PODANY FRAGMENT:
Dwa debiuty w Lechu Poznań. Jak nowych piłkarzy ocenił Jan Urban?

PAP/EPA / PAP/Jakub Kaczmarczyk
PAP/EPA / PAP/Jakub Kaczmarczyk

W meczu z Termaliką Bruk-Bet Nieciecza w Lechu Poznań zadebiutowało dwóch zawodników. Jan Urban był zadowolony z postawy Vladimira Volkova oraz Nickiego Bille Nielsena.

Obaj zawodnicy wybiegli na boisko w pierwszym składzie. Dużo lepsze wrażenie zostawił po sobie Nicki Bille Nielsen. W pierwszej połowie zdobył efektowną bramkę, a poza tym sporo się napracował i napsuł krwi obrońcom oraz bramkarzowi Termaliki.

- Nicki sporo się nabiegał i widać, że jest to walczak, który nie odpuszcza w żadnej sytuacji. Dobrze walczy w powietrzu z rosłymi obrońcami. Musi być bardzo dobrze przygotowany pod względem fizycznym do stylu w jakim gra. Trochę brakowało mu sił, ale dopiero w samej końcówce - mówi Jan Urban, który zdjął Duńczyka z boiska w 88. minucie i wpuścił Dawida Kownackiego, który zdążył zdobyć dwie bramki.

(Zapisy ramek elementów)
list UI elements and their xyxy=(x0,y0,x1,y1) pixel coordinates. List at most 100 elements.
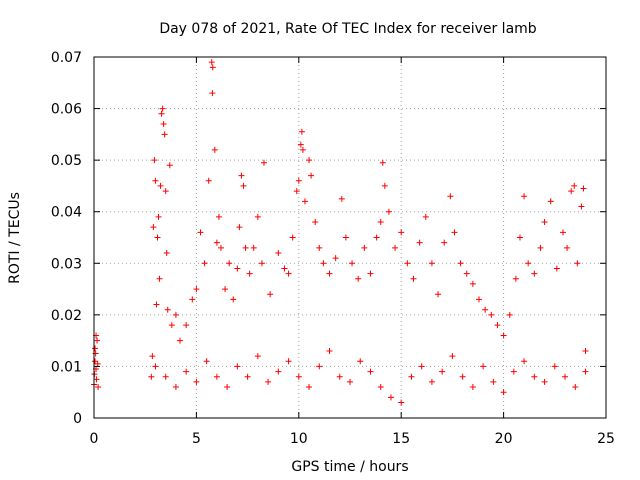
data-point xyxy=(521,358,528,365)
data-point xyxy=(494,322,501,329)
data-point xyxy=(451,229,458,236)
data-point xyxy=(521,193,528,200)
data-point xyxy=(510,368,517,375)
grid-lines xyxy=(94,57,606,418)
data-point xyxy=(355,275,362,282)
data-point xyxy=(459,373,466,380)
data-point xyxy=(149,353,156,360)
data-point xyxy=(285,270,292,277)
data-point xyxy=(541,219,548,226)
data-point xyxy=(387,394,394,401)
data-point xyxy=(428,378,435,385)
data-point xyxy=(159,105,166,112)
data-point xyxy=(260,159,267,166)
data-point xyxy=(152,363,159,370)
data-point xyxy=(488,311,495,318)
y-axis-label: ROTI / TECUs xyxy=(7,192,23,284)
data-point xyxy=(92,358,99,365)
data-point xyxy=(298,128,305,135)
data-point xyxy=(92,345,99,352)
data-point xyxy=(342,234,349,241)
data-point xyxy=(571,182,578,189)
data-point xyxy=(564,244,571,251)
x-tick-label: 25 xyxy=(597,431,615,447)
data-point xyxy=(222,286,229,293)
data-point xyxy=(398,229,405,236)
data-point xyxy=(293,188,300,195)
data-point xyxy=(258,260,265,267)
data-point xyxy=(150,224,157,231)
data-point xyxy=(250,244,257,251)
data-point xyxy=(148,373,155,380)
data-point xyxy=(326,270,333,277)
data-point xyxy=(203,358,210,365)
data-point xyxy=(281,265,288,272)
data-point xyxy=(379,159,386,166)
data-point xyxy=(367,368,374,375)
data-point xyxy=(547,198,554,205)
data-point xyxy=(155,213,162,220)
data-point xyxy=(157,182,164,189)
data-point xyxy=(183,368,190,375)
data-point xyxy=(213,239,220,246)
data-point xyxy=(94,360,101,367)
data-point xyxy=(580,185,587,192)
data-point xyxy=(316,244,323,251)
data-point xyxy=(385,208,392,215)
data-point xyxy=(209,64,216,71)
data-point xyxy=(338,195,345,202)
data-point xyxy=(153,301,160,308)
data-point xyxy=(236,224,243,231)
data-point xyxy=(162,188,169,195)
data-point xyxy=(289,234,296,241)
data-point xyxy=(295,373,302,380)
data-point xyxy=(166,162,173,169)
data-point xyxy=(297,141,304,148)
data-point xyxy=(217,244,224,251)
data-point xyxy=(177,337,184,344)
data-point xyxy=(183,322,190,329)
chart-title: Day 078 of 2021, Rate Of TEC Index for r… xyxy=(159,21,536,37)
x-axis-label: GPS time / hours xyxy=(291,459,408,475)
data-point xyxy=(152,177,159,184)
data-point xyxy=(500,332,507,339)
data-point xyxy=(163,249,170,256)
data-point xyxy=(428,260,435,267)
data-point xyxy=(193,286,200,293)
data-point xyxy=(211,146,218,153)
data-point xyxy=(531,373,538,380)
data-point xyxy=(95,384,102,391)
data-point xyxy=(158,110,165,117)
data-point xyxy=(516,234,523,241)
data-point xyxy=(582,347,589,354)
data-point xyxy=(164,306,171,313)
data-point xyxy=(160,121,167,128)
y-tick-label: 0.05 xyxy=(51,153,82,169)
x-tick-label: 0 xyxy=(90,431,99,447)
data-point xyxy=(572,384,579,391)
data-point xyxy=(553,265,560,272)
data-point xyxy=(336,373,343,380)
data-point xyxy=(578,203,585,210)
data-point xyxy=(316,363,323,370)
data-point xyxy=(267,291,274,298)
data-point xyxy=(404,260,411,267)
data-point xyxy=(320,260,327,267)
data-point xyxy=(156,275,163,282)
data-point xyxy=(312,219,319,226)
data-point xyxy=(161,131,168,138)
data-point xyxy=(537,244,544,251)
data-point xyxy=(373,234,380,241)
data-point xyxy=(447,193,454,200)
x-tick-label: 10 xyxy=(290,431,308,447)
data-point xyxy=(240,182,247,189)
data-point xyxy=(381,182,388,189)
data-point xyxy=(197,229,204,236)
data-point xyxy=(410,275,417,282)
data-point xyxy=(332,255,339,262)
data-point xyxy=(306,384,313,391)
data-point xyxy=(201,260,208,267)
x-tick-label: 5 xyxy=(192,431,201,447)
data-points xyxy=(91,59,589,406)
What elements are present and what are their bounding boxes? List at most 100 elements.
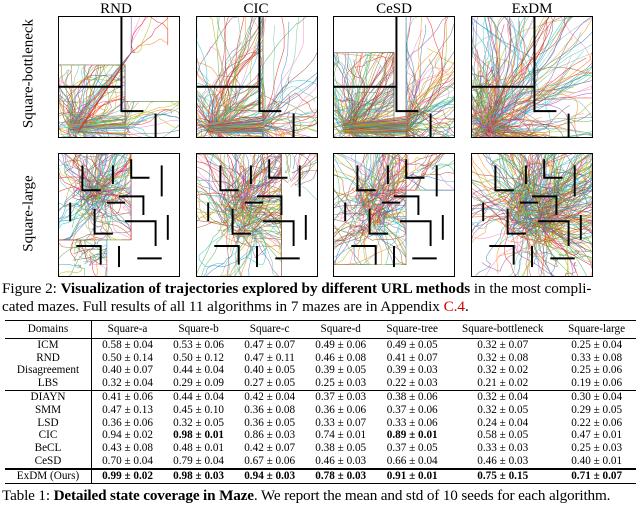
trajectory-plot	[471, 16, 593, 138]
trajectory-line	[208, 113, 318, 131]
table-cell: 0.98 ± 0.03	[163, 468, 235, 484]
trajectory-line	[98, 153, 132, 201]
trajectory-line	[491, 157, 515, 191]
maze-wall	[81, 165, 101, 192]
trajectory-line	[333, 84, 345, 131]
trajectory-line	[471, 18, 486, 131]
table-cell: 0.22 ± 0.03	[376, 377, 449, 391]
trajectory-line	[333, 221, 359, 258]
trajectory-line	[58, 119, 78, 138]
table-cell: 0.21 ± 0.02	[448, 377, 558, 391]
trajectory-line	[85, 205, 110, 230]
maze-wall	[231, 208, 251, 235]
trajectory-line	[471, 31, 494, 127]
trajectory-line	[554, 170, 593, 214]
table-cell: 0.46 ± 0.08	[315, 351, 367, 364]
table-cell: 0.33 ± 0.06	[386, 416, 438, 429]
trajectory-line	[370, 153, 407, 189]
table-cell: 0.32 ± 0.07	[477, 338, 529, 351]
trajectory-line	[196, 92, 219, 129]
trajectory-line	[220, 165, 275, 213]
trajectory-line	[196, 153, 241, 193]
trajectory-line	[489, 116, 542, 138]
table-cell: 0.39 ± 0.05	[315, 364, 367, 377]
trajectory-line	[65, 169, 97, 220]
trajectory-plot	[471, 153, 593, 277]
trajectory-line	[64, 70, 74, 129]
trajectory-line	[71, 115, 126, 138]
column-header: Square-c	[234, 320, 306, 339]
trajectory-line	[422, 172, 455, 191]
trajectory-line	[333, 183, 364, 241]
figure-caption-bold: Visualization of trajectories explored b…	[60, 280, 471, 297]
appendix-link[interactable]: C.4	[443, 298, 465, 315]
trajectory-line	[222, 209, 247, 277]
trajectory-line	[216, 65, 318, 133]
method-name: LBS	[5, 377, 92, 391]
trajectory-line	[333, 216, 371, 265]
trajectory-line	[349, 153, 394, 220]
trajectory-line	[246, 204, 282, 225]
trajectory-line	[214, 123, 318, 138]
trajectory-line	[533, 187, 558, 228]
table-cell: 0.36 ± 0.08	[244, 403, 296, 416]
table-header-row: Domains Square-a Square-b Square-c Square-d S…	[5, 320, 636, 339]
maze-wall	[93, 208, 113, 235]
maze-panel-cesd-large	[333, 153, 455, 277]
trajectory-line	[377, 212, 407, 265]
trajectory-line	[199, 75, 221, 128]
trajectory-line	[333, 79, 355, 130]
table-cell: 0.37 ± 0.06	[386, 403, 438, 416]
trajectory-line	[345, 153, 389, 220]
trajectory-line	[482, 127, 593, 138]
trajectory-line	[490, 75, 593, 125]
trajectory-line	[489, 153, 541, 203]
trajectory-line	[206, 160, 253, 206]
trajectory-line	[348, 110, 455, 134]
table-cell: 0.32 ± 0.05	[173, 416, 225, 429]
trajectory-line	[77, 16, 169, 134]
column-separator	[91, 338, 92, 352]
trajectory-line	[483, 126, 593, 138]
trajectory-line	[58, 153, 103, 193]
column-separator	[91, 320, 92, 339]
trajectory-line	[196, 153, 269, 224]
trajectory-line	[352, 52, 395, 127]
trajectory-line	[333, 153, 376, 209]
trajectory-plot	[196, 16, 318, 138]
trajectory-line	[286, 153, 318, 182]
trajectory-line	[500, 226, 538, 277]
column-separator	[91, 364, 92, 378]
trajectory-line	[471, 16, 512, 127]
trajectory-line	[209, 86, 315, 129]
trajectory-line	[196, 159, 224, 197]
maze-wall	[394, 195, 420, 215]
table-cell: 0.32 ± 0.04	[477, 390, 529, 403]
trajectory-line	[498, 184, 528, 202]
trajectory-line	[471, 193, 510, 259]
trajectory-line	[515, 153, 593, 201]
trajectory-line	[545, 180, 593, 236]
trajectory-line	[552, 219, 587, 253]
column-separator	[91, 454, 92, 470]
trajectory-line	[68, 124, 90, 138]
column-separator	[91, 403, 92, 417]
trajectory-line	[91, 239, 108, 260]
trajectory-line	[340, 192, 360, 220]
trajectory-line	[484, 16, 593, 128]
table-row: SMM 0.47 ± 0.13 0.45 ± 0.10 0.36 ± 0.08 0.36…	[5, 403, 636, 417]
table-cell: 0.32 ± 0.04	[92, 377, 164, 391]
trajectory-line	[58, 124, 126, 138]
table-cell: 0.37 ± 0.05	[386, 442, 438, 455]
figure-caption-prefix: Figure 2:	[2, 280, 61, 297]
trajectory-line	[216, 49, 246, 126]
trajectory-line	[431, 163, 455, 191]
trajectory-line	[333, 153, 363, 197]
figure-caption-rest: in the most compli-	[470, 280, 592, 297]
maze-wall	[395, 86, 419, 113]
trajectory-line	[359, 179, 407, 235]
maze-wall	[125, 220, 157, 246]
table-cell: 0.58 ± 0.05	[477, 429, 529, 442]
trajectory-line	[58, 246, 88, 277]
trajectory-line	[240, 156, 282, 203]
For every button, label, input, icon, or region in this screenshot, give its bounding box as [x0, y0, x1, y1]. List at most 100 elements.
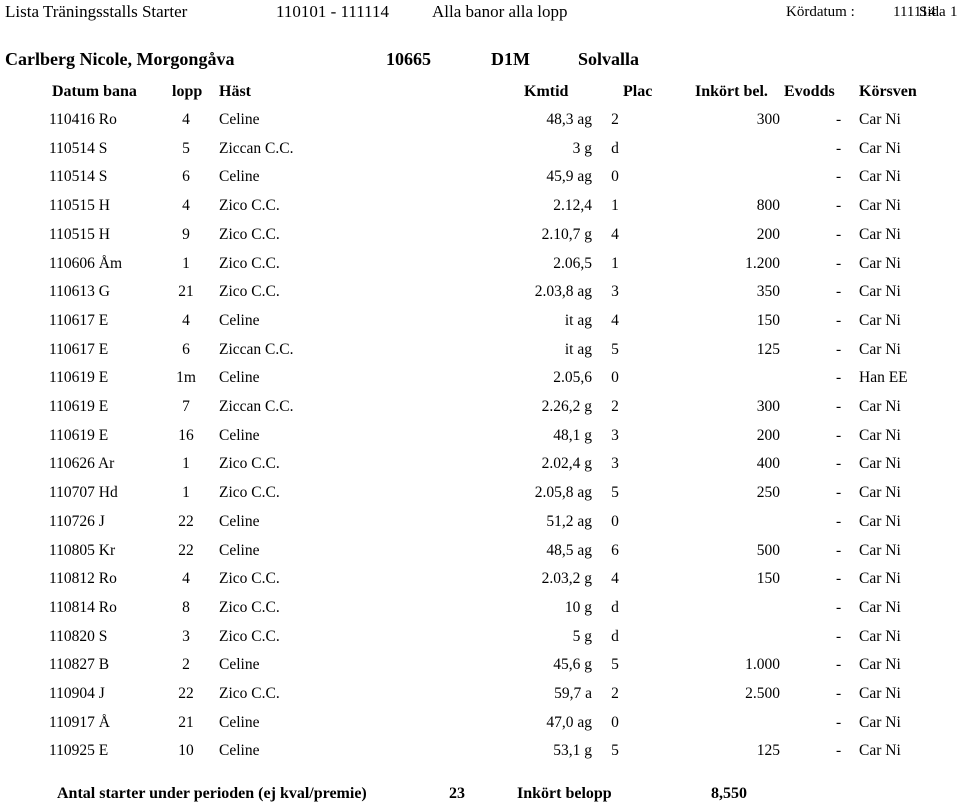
- row-evodds: -: [836, 685, 842, 702]
- row-kmtid: 2.06,5: [553, 254, 592, 272]
- row-lopp: 6: [182, 168, 190, 186]
- row-inkort: 200: [756, 225, 780, 243]
- table-row: 110613 G 21 Zico C.C. 2.03,8 ag 3 350 - Car Ni: [0, 284, 960, 312]
- row-kmtid: 45,9 ag: [546, 168, 592, 186]
- row-kmtid: 59,7 a: [554, 685, 592, 702]
- row-hast: Zico C.C.: [219, 283, 280, 301]
- row-korsven: Han EE: [859, 369, 908, 387]
- row-hast: Celine: [219, 742, 260, 760]
- row-inkort: 125: [756, 340, 780, 358]
- row-evodds: -: [836, 426, 842, 444]
- column-header-kmtid: Kmtid: [524, 83, 569, 100]
- row-inkort: 1.200: [745, 254, 780, 272]
- row-plac: 3: [611, 455, 619, 473]
- row-evodds: -: [836, 340, 842, 358]
- row-lopp: 10: [178, 742, 194, 760]
- row-lopp: 7: [182, 398, 190, 415]
- row-datum-bana: 110820 S: [49, 627, 108, 645]
- row-plac: 2: [611, 685, 619, 702]
- row-datum-bana: 110619 E: [49, 398, 109, 415]
- row-evodds: -: [836, 541, 842, 559]
- table-row: 110827 B 2 Celine 45,6 g 5 1.000 - Car Ni: [0, 657, 960, 685]
- row-korsven: Car Ni: [859, 340, 901, 358]
- row-lopp: 4: [182, 111, 190, 128]
- trainer-license: D1M: [491, 49, 530, 69]
- column-header-inkort: Inkört bel.: [695, 83, 768, 100]
- table-row: 110416 Ro 4 Celine 48,3 ag 2 300 - Car Ni: [0, 112, 960, 140]
- row-kmtid: 51,2 ag: [546, 512, 592, 530]
- row-korsven: Car Ni: [859, 283, 901, 301]
- row-plac: 3: [611, 426, 619, 444]
- row-korsven: Car Ni: [859, 254, 901, 272]
- row-lopp: 2: [182, 656, 190, 674]
- report-period: 110101 - 111114: [276, 2, 390, 21]
- row-korsven: Car Ni: [859, 426, 901, 444]
- row-plac: 6: [611, 541, 619, 559]
- row-korsven: Car Ni: [859, 598, 901, 616]
- row-inkort: 350: [756, 283, 780, 301]
- table-row: 110626 Ar 1 Zico C.C. 2.02,4 g 3 400 - Car Ni: [0, 456, 960, 484]
- row-kmtid: 5 g: [572, 627, 592, 645]
- row-lopp: 3: [182, 627, 190, 645]
- table-row: 110904 J 22 Zico C.C. 59,7 a 2 2.500 - Car Ni: [0, 686, 960, 714]
- row-hast: Zico C.C.: [219, 197, 280, 215]
- row-lopp: 1: [182, 484, 190, 502]
- row-kmtid: 48,1 g: [553, 426, 592, 444]
- row-hast: Ziccan C.C.: [219, 340, 294, 358]
- row-inkort: 200: [756, 426, 780, 444]
- footer-belopp-value: 8,550: [711, 785, 747, 802]
- row-evodds: -: [836, 311, 842, 329]
- table-row: 110515 H 9 Zico C.C. 2.10,7 g 4 200 - Car Ni: [0, 227, 960, 255]
- table-row: 110619 E 16 Celine 48,1 g 3 200 - Car Ni: [0, 428, 960, 456]
- footer-belopp-label: Inkört belopp: [517, 785, 612, 802]
- row-evodds: -: [836, 742, 842, 760]
- row-evodds: -: [836, 455, 842, 473]
- row-lopp: 9: [182, 225, 190, 243]
- row-plac: 0: [611, 168, 619, 186]
- row-korsven: Car Ni: [859, 225, 901, 243]
- row-kmtid: 2.05,6: [553, 369, 592, 387]
- row-hast: Celine: [219, 426, 260, 444]
- row-plac: 1: [611, 254, 619, 272]
- row-kmtid: 3 g: [572, 139, 592, 157]
- row-korsven: Car Ni: [859, 713, 901, 731]
- footer-starts-count: 23: [449, 785, 465, 802]
- row-kmtid: 2.10,7 g: [541, 225, 592, 243]
- trainer-name: Carlberg Nicole, Morgongåva: [5, 49, 235, 69]
- row-kmtid: 2.03,2 g: [541, 570, 592, 588]
- row-hast: Celine: [219, 111, 260, 128]
- column-header-lopp: lopp: [172, 83, 203, 100]
- row-datum-bana: 110514 S: [49, 168, 108, 186]
- row-hast: Celine: [219, 541, 260, 559]
- row-korsven: Car Ni: [859, 111, 901, 128]
- table-row: 110726 J 22 Celine 51,2 ag 0 - Car Ni: [0, 514, 960, 542]
- row-plac: 0: [611, 713, 619, 731]
- row-lopp: 22: [178, 685, 194, 702]
- column-header-plac: Plac: [623, 83, 653, 100]
- row-lopp: 4: [182, 570, 190, 588]
- row-korsven: Car Ni: [859, 139, 901, 157]
- row-inkort: 2.500: [745, 685, 780, 702]
- row-korsven: Car Ni: [859, 742, 901, 760]
- row-datum-bana: 110619 E: [49, 426, 109, 444]
- row-plac: 1: [611, 197, 619, 215]
- row-plac: 5: [611, 340, 619, 358]
- row-kmtid: 2.26,2 g: [541, 398, 592, 415]
- row-lopp: 1: [182, 254, 190, 272]
- row-lopp: 6: [182, 340, 190, 358]
- row-evodds: -: [836, 139, 842, 157]
- page-number: 1: [950, 4, 958, 20]
- table-row: 110812 Ro 4 Zico C.C. 2.03,2 g 4 150 - Car Ni: [0, 571, 960, 599]
- row-datum-bana: 110707 Hd: [49, 484, 118, 502]
- row-kmtid: 10 g: [564, 598, 592, 616]
- kordatum-label: Kördatum :: [786, 4, 855, 20]
- column-header-hast: Häst: [219, 83, 251, 100]
- row-datum-bana: 110827 B: [49, 656, 110, 674]
- row-inkort: 800: [756, 197, 780, 215]
- table-row: 110514 S 6 Celine 45,9 ag 0 - Car Ni: [0, 169, 960, 197]
- row-plac: 4: [611, 311, 619, 329]
- row-kmtid: 48,5 ag: [546, 541, 592, 559]
- table-row: 110925 E 10 Celine 53,1 g 5 125 - Car Ni: [0, 743, 960, 771]
- row-inkort: 500: [756, 541, 780, 559]
- row-evodds: -: [836, 627, 842, 645]
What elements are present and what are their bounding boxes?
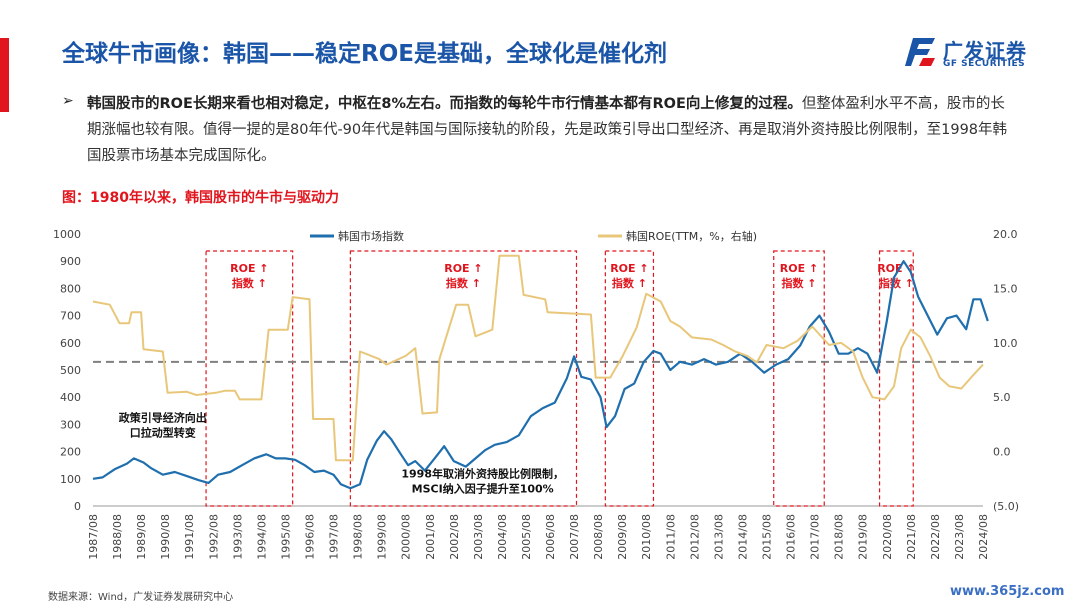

ZADANIA:
1. W której minucie Jan Urban zdjął Nickiego Bille Nielsena z boiska według artykułu o Lechu Poznań?
2. Których piłkarzy Lecha Poznań wymienia z imienia i nazwiska artykuł o Lechu Poznań?
Materiał nie ma żadnego związku z artykułem.

ODPOWIEDZI DO ZADAŃ:
1. W 88. minucie.

2. Vladimir Volkov, Nicki Bille Nielsen, Dawid Kownacki